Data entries
>> START

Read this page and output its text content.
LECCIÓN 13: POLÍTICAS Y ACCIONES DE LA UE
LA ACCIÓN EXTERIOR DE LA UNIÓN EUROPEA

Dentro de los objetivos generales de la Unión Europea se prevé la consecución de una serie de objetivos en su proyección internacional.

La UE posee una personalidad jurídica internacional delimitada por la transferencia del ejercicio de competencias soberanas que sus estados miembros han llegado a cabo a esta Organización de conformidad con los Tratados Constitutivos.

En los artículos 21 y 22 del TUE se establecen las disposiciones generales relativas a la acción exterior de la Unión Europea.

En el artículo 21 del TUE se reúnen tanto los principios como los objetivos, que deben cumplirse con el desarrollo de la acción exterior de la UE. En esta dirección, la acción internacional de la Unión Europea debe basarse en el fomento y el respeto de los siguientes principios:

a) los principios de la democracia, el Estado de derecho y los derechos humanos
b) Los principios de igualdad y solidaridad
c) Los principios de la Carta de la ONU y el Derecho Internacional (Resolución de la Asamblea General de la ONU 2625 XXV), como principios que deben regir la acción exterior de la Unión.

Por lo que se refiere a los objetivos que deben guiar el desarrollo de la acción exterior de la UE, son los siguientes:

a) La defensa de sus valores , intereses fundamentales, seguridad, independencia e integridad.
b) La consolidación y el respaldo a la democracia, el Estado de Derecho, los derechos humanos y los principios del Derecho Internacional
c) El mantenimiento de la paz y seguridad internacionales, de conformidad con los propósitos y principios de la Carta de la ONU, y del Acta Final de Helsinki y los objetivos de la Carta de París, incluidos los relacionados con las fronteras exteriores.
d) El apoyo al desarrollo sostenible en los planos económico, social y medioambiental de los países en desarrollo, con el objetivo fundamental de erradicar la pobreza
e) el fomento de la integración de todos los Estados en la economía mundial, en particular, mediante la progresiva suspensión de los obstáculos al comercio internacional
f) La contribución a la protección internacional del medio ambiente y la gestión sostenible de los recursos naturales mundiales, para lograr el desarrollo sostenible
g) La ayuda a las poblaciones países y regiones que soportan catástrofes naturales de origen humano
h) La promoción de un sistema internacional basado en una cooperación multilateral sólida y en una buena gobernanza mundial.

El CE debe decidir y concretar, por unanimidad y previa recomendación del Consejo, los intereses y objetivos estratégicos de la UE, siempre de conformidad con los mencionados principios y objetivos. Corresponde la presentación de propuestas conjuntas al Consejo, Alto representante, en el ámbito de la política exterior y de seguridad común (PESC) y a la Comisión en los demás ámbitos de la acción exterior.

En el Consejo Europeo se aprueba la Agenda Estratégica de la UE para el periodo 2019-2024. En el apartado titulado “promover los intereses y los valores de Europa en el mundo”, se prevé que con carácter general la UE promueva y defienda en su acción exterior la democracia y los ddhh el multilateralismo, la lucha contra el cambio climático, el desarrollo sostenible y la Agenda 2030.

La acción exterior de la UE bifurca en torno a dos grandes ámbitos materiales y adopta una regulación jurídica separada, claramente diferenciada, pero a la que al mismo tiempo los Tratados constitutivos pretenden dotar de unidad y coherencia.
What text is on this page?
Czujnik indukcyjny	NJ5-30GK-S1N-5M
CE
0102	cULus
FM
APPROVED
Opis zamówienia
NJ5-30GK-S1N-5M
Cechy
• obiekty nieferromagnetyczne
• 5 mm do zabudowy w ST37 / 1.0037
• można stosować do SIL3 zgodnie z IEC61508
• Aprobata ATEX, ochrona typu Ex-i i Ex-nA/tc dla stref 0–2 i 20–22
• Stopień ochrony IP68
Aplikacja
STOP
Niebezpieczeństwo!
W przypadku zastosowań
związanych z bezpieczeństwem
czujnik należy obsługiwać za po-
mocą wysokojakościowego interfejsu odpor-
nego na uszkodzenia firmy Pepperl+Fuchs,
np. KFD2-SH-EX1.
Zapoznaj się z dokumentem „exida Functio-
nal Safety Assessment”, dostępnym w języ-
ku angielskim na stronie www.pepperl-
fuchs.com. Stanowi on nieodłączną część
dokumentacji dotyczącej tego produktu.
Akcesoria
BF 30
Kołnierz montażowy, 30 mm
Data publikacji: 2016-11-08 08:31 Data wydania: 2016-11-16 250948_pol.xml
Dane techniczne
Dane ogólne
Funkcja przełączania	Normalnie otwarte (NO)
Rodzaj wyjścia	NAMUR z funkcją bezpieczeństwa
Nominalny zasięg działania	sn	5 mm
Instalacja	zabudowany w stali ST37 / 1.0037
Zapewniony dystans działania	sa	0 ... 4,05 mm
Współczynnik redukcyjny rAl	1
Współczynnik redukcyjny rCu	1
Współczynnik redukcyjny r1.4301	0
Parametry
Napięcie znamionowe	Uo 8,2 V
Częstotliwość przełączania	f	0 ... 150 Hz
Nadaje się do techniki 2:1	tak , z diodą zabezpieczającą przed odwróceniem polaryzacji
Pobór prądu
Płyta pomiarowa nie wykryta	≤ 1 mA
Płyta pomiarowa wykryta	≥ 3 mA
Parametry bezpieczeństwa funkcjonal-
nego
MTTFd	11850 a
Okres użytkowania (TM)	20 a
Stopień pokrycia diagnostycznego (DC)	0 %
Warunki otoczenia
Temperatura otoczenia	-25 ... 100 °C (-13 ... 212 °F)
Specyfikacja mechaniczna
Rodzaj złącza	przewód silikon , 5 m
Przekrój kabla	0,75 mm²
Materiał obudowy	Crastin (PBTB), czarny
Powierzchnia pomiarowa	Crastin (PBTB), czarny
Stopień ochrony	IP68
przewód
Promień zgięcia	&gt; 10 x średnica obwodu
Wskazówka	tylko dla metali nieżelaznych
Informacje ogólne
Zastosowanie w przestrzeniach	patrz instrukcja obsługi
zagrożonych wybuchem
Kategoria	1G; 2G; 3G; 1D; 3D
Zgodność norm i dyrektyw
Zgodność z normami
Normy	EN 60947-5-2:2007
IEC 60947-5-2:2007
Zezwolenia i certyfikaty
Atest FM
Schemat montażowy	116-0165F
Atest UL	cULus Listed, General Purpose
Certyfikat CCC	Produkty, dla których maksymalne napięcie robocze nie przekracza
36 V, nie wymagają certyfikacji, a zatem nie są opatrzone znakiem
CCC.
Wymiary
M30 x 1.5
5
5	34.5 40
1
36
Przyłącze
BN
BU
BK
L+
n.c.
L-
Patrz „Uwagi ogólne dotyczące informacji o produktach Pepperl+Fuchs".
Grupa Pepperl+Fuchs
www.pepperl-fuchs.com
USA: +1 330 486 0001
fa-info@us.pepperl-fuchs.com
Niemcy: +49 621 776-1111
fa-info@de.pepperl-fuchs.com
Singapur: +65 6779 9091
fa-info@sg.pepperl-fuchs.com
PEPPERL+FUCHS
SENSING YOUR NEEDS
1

>> END

▶ EXERCISE AIM
Write out the whole listing exactly.

▶ RESULT
Read this page and output its text content.
LECCIÓN 13: POLÍTICAS Y ACCIONES DE LA UE
LA ACCIÓN EXTERIOR DE LA UNIÓN EUROPEA

Dentro de los objetivos generales de la Unión Europea se prevé la consecución de una serie de objetivos en su proyección internacional.

La UE posee una personalidad jurídica internacional delimitada por la transferencia del ejercicio de competencias soberanas que sus estados miembros han llegado a cabo a esta Organización de conformidad con los Tratados Constitutivos.

En los artículos 21 y 22 del TUE se establecen las disposiciones generales relativas a la acción exterior de la Unión Europea.

En el artículo 21 del TUE se reúnen tanto los principios como los objetivos, que deben cumplirse con el desarrollo de la acción exterior de la UE. En esta dirección, la acción internacional de la Unión Europea debe basarse en el fomento y el respeto de los siguientes principios:

a) los principios de la democracia, el Estado de derecho y los derechos humanos
b) Los principios de igualdad y solidaridad
c) Los principios de la Carta de la ONU y el Derecho Internacional (Resolución de la Asamblea General de la ONU 2625 XXV), como principios que deben regir la acción exterior de la Unión.

Por lo que se refiere a los objetivos que deben guiar el desarrollo de la acción exterior de la UE, son los siguientes:

a) La defensa de sus valores , intereses fundamentales, seguridad, independencia e integridad.
b) La consolidación y el respaldo a la democracia, el Estado de Derecho, los derechos humanos y los principios del Derecho Internacional
c) El mantenimiento de la paz y seguridad internacionales, de conformidad con los propósitos y principios de la Carta de la ONU, y del Acta Final de Helsinki y los objetivos de la Carta de París, incluidos los relacionados con las fronteras exteriores.
d) El apoyo al desarrollo sostenible en los planos económico, social y medioambiental de los países en desarrollo, con el objetivo fundamental de erradicar la pobreza
e) el fomento de la integración de todos los Estados en la economía mundial, en particular, mediante la progresiva suspensión de los obstáculos al comercio internacional
f) La contribución a la protección internacional del medio ambiente y la gestión sostenible de los recursos naturales mundiales, para lograr el desarrollo sostenible
g) La ayuda a las poblaciones países y regiones que soportan catástrofes naturales de origen humano
h) La promoción de un sistema internacional basado en una cooperación multilateral sólida y en una buena gobernanza mundial.

El CE debe decidir y concretar, por unanimidad y previa recomendación del Consejo, los intereses y objetivos estratégicos de la UE, siempre de conformidad con los mencionados principios y objetivos. Corresponde la presentación de propuestas conjuntas al Consejo, Alto representante, en el ámbito de la política exterior y de seguridad común (PESC) y a la Comisión en los demás ámbitos de la acción exterior.

En el Consejo Europeo se aprueba la Agenda Estratégica de la UE para el periodo 2019-2024. En el apartado titulado “promover los intereses y los valores de Europa en el mundo”, se prevé que con carácter general la UE promueva y defienda en su acción exterior la democracia y los ddhh el multilateralismo, la lucha contra el cambio climático, el desarrollo sostenible y la Agenda 2030.

La acción exterior de la UE bifurca en torno a dos grandes ámbitos materiales y adopta una regulación jurídica separada, claramente diferenciada, pero a la que al mismo tiempo los Tratados constitutivos pretenden dotar de unidad y coherencia.
What text is on this page?
Czujnik indukcyjny	NJ5-30GK-S1N-5M
CE
0102	cULus
FM
APPROVED
Opis zamówienia
NJ5-30GK-S1N-5M
Cechy
• obiekty nieferromagnetyczne
• 5 mm do zabudowy w ST37 / 1.0037
• można stosować do SIL3 zgodnie z IEC61508
• Aprobata ATEX, ochrona typu Ex-i i Ex-nA/tc dla stref 0–2 i 20–22
• Stopień ochrony IP68
Aplikacja
STOP
Niebezpieczeństwo!
W przypadku zastosowań
związanych z bezpieczeństwem
czujnik należy obsługiwać za po-
mocą wysokojakościowego interfejsu odpor-
nego na uszkodzenia firmy Pepperl+Fuchs,
np. KFD2-SH-EX1.
Zapoznaj się z dokumentem „exida Functio-
nal Safety Assessment”, dostępnym w języ-
ku angielskim na stronie www.pepperl-
fuchs.com. Stanowi on nieodłączną część
dokumentacji dotyczącej tego produktu.
Akcesoria
BF 30
Kołnierz montażowy, 30 mm
Data publikacji: 2016-11-08 08:31 Data wydania: 2016-11-16 250948_pol.xml
Dane techniczne
Dane ogólne
Funkcja przełączania	Normalnie otwarte (NO)
Rodzaj wyjścia	NAMUR z funkcją bezpieczeństwa
Nominalny zasięg działania	sn	5 mm
Instalacja	zabudowany w stali ST37 / 1.0037
Zapewniony dystans działania	sa	0 ... 4,05 mm
Współczynnik redukcyjny rAl	1
Współczynnik redukcyjny rCu	1
Współczynnik redukcyjny r1.4301	0
Parametry
Napięcie znamionowe	Uo 8,2 V
Częstotliwość przełączania	f	0 ... 150 Hz
Nadaje się do techniki 2:1	tak , z diodą zabezpieczającą przed odwróceniem polaryzacji
Pobór prądu
Płyta pomiarowa nie wykryta	≤ 1 mA
Płyta pomiarowa wykryta	≥ 3 mA
Parametry bezpieczeństwa funkcjonal-
nego
MTTFd	11850 a
Okres użytkowania (TM)	20 a
Stopień pokrycia diagnostycznego (DC)	0 %
Warunki otoczenia
Temperatura otoczenia	-25 ... 100 °C (-13 ... 212 °F)
Specyfikacja mechaniczna
Rodzaj złącza	przewód silikon , 5 m
Przekrój kabla	0,75 mm²
Materiał obudowy	Crastin (PBTB), czarny
Powierzchnia pomiarowa	Crastin (PBTB), czarny
Stopień ochrony	IP68
przewód
Promień zgięcia	&gt; 10 x średnica obwodu
Wskazówka	tylko dla metali nieżelaznych
Informacje ogólne
Zastosowanie w przestrzeniach	patrz instrukcja obsługi
zagrożonych wybuchem
Kategoria	1G; 2G; 3G; 1D; 3D
Zgodność norm i dyrektyw
Zgodność z normami
Normy	EN 60947-5-2:2007
IEC 60947-5-2:2007
Zezwolenia i certyfikaty
Atest FM
Schemat montażowy	116-0165F
Atest UL	cULus Listed, General Purpose
Certyfikat CCC	Produkty, dla których maksymalne napięcie robocze nie przekracza
36 V, nie wymagają certyfikacji, a zatem nie są opatrzone znakiem
CCC.
Wymiary
M30 x 1.5
5
5	34.5 40
1
36
Przyłącze
BN
BU
BK
L+
n.c.
L-
Patrz „Uwagi ogólne dotyczące informacji o produktach Pepperl+Fuchs".
Grupa Pepperl+Fuchs
www.pepperl-fuchs.com
USA: +1 330 486 0001
fa-info@us.pepperl-fuchs.com
Niemcy: +49 621 776-1111
fa-info@de.pepperl-fuchs.com
Singapur: +65 6779 9091
fa-info@sg.pepperl-fuchs.com
PEPPERL+FUCHS
SENSING YOUR NEEDS
1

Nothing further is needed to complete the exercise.